- [Data supplied]

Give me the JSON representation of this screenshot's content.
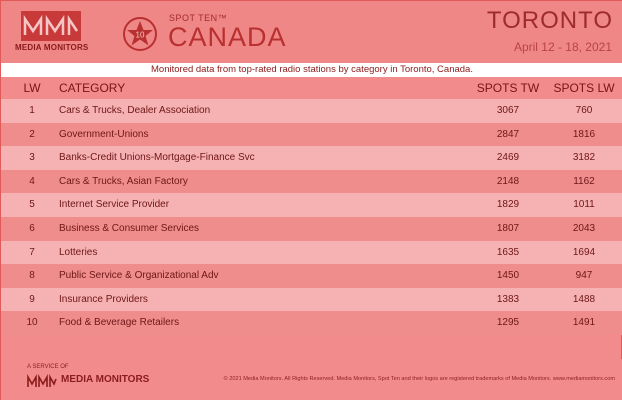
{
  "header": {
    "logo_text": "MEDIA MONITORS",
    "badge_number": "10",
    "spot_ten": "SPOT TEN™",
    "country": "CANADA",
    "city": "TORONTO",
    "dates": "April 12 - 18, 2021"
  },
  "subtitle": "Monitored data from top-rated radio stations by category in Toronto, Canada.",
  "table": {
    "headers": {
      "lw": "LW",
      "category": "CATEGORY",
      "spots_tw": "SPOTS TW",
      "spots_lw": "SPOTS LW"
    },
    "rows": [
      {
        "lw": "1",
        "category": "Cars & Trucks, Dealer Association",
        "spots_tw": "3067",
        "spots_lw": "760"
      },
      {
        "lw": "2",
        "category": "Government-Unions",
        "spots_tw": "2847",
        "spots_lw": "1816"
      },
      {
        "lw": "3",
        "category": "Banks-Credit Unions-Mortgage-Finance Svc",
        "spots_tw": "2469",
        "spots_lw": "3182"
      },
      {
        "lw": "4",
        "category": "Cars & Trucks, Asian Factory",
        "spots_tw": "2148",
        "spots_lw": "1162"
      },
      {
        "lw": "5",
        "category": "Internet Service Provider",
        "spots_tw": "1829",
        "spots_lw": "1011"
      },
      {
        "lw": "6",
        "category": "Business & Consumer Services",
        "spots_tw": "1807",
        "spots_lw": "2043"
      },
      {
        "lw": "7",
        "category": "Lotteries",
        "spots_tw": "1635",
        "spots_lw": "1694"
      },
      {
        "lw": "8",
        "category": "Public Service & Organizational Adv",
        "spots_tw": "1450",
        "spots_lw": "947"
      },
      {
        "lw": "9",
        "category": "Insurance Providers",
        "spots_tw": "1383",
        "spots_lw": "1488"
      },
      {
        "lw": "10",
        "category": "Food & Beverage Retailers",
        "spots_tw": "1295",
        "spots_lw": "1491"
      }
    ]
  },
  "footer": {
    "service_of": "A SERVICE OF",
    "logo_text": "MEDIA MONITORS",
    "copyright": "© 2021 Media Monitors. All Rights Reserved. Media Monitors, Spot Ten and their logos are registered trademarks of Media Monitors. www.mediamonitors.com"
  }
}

- [What is asked]
Gather every line from the entries above where the word "Cars" appears, and copy them.

- [Response to the task]
        "category": "Cars & Trucks, Dealer Association",
        "category": "Cars & Trucks, Asian Factory",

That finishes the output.